■ Stated task: Find every line in the records below that contains the word "Ready", and copy each such line.

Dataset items
+===+

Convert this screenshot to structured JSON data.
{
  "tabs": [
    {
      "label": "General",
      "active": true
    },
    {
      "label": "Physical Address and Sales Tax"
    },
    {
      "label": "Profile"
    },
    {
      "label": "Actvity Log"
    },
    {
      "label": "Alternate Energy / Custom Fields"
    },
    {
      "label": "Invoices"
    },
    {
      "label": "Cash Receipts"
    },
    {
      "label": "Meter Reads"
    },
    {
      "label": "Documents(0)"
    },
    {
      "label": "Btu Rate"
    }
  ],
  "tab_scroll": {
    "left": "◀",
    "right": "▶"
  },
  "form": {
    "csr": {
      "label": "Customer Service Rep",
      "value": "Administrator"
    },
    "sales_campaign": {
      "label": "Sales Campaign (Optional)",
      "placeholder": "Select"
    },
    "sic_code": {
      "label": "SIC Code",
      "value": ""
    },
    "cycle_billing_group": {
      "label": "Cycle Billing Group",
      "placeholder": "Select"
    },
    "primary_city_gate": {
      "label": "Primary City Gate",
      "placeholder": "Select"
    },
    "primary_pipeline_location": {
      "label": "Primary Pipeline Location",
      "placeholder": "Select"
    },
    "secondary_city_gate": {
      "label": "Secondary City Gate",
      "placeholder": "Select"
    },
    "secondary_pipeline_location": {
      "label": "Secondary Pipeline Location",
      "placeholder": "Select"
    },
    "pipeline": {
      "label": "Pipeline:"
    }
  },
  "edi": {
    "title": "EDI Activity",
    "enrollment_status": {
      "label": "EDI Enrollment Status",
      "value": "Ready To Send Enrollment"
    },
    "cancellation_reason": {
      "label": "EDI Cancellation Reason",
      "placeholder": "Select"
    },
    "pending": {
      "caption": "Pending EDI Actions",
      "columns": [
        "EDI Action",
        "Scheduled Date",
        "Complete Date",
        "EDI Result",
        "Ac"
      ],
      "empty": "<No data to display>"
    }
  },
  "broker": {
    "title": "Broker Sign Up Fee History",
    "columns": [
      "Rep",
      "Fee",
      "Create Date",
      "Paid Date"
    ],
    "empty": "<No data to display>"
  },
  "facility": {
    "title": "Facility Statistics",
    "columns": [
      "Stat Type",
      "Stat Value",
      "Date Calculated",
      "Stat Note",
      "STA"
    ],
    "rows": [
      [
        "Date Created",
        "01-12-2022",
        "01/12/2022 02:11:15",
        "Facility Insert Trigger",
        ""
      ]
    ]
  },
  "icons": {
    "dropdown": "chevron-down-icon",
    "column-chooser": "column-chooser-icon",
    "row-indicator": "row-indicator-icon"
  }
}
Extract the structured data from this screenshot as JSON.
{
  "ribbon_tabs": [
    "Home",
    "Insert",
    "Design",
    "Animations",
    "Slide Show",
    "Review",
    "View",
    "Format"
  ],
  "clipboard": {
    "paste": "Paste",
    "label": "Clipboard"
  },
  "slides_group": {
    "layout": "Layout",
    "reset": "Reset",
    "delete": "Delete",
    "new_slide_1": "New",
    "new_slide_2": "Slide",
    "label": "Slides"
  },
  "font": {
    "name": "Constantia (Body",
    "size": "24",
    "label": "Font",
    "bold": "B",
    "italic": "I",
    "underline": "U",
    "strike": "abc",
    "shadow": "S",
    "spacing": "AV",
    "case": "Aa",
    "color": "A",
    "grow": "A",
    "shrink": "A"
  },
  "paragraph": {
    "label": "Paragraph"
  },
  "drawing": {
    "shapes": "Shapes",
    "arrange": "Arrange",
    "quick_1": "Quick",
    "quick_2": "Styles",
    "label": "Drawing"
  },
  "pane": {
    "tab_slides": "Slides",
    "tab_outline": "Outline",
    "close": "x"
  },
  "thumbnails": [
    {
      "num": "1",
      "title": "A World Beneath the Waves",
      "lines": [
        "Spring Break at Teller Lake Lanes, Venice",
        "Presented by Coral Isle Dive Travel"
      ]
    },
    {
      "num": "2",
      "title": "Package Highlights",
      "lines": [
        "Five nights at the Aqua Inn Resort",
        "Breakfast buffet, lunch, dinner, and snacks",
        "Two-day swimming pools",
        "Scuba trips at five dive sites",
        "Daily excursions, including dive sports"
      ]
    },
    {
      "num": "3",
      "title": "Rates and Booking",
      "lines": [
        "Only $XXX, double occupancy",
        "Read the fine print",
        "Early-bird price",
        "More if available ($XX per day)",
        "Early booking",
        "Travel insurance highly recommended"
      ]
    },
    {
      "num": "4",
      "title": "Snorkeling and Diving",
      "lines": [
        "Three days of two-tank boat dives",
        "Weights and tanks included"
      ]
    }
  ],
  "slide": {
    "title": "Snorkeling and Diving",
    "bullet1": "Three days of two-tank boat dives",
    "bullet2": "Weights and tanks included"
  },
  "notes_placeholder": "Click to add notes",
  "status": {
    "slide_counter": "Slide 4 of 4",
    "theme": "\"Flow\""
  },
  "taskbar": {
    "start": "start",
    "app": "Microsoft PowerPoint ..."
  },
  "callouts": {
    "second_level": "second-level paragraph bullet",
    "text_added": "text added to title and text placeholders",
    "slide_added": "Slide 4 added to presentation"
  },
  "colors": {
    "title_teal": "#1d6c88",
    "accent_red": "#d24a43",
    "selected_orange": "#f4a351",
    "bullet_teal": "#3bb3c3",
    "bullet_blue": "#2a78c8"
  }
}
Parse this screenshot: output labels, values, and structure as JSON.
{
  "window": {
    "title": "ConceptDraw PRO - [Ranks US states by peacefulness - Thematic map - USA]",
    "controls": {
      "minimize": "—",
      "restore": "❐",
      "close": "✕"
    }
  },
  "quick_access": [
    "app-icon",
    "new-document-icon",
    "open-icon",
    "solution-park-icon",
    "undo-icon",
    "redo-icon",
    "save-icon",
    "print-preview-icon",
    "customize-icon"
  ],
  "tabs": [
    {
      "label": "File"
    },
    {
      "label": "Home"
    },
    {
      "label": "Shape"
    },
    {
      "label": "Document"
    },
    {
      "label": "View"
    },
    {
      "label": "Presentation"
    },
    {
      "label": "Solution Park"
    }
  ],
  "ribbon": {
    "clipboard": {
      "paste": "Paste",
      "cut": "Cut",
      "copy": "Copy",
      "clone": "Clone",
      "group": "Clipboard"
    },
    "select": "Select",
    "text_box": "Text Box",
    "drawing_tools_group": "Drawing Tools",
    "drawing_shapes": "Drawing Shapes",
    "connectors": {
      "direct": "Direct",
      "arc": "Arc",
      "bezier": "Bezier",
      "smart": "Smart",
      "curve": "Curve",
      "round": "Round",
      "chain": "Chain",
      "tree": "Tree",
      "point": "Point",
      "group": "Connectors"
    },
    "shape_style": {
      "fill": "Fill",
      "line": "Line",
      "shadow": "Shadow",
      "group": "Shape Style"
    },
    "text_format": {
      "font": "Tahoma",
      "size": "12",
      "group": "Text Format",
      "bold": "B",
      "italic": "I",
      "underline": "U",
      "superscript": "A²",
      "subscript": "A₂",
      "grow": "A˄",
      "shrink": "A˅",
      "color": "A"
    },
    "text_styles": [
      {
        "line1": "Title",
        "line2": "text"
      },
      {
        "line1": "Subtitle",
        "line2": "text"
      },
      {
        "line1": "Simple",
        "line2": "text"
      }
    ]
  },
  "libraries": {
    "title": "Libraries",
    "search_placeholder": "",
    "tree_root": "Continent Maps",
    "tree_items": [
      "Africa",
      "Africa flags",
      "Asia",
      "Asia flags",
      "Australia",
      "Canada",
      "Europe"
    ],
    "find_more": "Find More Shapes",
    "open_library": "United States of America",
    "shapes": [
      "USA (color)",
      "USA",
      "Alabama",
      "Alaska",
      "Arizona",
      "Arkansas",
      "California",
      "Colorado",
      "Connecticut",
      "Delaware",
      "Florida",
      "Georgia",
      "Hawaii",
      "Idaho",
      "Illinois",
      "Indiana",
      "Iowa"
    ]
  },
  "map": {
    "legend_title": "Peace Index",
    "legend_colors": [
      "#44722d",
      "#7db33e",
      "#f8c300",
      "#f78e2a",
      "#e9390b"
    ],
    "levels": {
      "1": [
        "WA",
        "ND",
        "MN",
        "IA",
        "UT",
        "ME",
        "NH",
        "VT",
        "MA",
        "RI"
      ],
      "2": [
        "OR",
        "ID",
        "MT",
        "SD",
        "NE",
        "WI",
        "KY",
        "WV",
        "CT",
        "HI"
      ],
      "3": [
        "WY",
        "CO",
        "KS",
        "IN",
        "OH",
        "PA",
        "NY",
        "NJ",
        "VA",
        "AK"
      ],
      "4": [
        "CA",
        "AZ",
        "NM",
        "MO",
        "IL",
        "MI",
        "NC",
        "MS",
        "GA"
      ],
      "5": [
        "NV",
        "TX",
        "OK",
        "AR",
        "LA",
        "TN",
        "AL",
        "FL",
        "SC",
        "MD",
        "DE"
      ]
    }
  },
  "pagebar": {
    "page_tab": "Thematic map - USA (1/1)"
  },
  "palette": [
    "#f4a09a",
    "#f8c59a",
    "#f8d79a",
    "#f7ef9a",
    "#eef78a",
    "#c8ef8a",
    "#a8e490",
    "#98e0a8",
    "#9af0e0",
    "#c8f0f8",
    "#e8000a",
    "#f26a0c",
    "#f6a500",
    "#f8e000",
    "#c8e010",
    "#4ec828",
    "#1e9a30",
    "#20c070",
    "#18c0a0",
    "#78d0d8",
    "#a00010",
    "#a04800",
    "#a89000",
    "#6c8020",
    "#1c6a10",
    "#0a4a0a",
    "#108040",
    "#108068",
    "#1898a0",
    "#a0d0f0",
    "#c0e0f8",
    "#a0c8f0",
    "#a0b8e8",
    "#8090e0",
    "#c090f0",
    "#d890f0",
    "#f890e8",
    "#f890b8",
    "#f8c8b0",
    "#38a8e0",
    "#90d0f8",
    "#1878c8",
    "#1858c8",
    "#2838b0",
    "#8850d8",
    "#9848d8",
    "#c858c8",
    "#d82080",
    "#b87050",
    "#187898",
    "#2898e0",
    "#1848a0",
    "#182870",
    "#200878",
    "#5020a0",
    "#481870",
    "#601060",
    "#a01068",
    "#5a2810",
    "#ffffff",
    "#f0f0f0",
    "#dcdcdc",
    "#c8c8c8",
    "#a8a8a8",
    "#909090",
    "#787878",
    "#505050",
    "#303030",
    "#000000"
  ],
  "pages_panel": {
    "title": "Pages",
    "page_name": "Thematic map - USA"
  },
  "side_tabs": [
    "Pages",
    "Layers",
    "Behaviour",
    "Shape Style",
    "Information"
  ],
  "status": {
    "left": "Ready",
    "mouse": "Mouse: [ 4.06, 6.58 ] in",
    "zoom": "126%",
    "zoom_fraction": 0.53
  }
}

+===+

■ Solution for this task:
      "value": "Ready To Send Enrollment"
    "left": "Ready",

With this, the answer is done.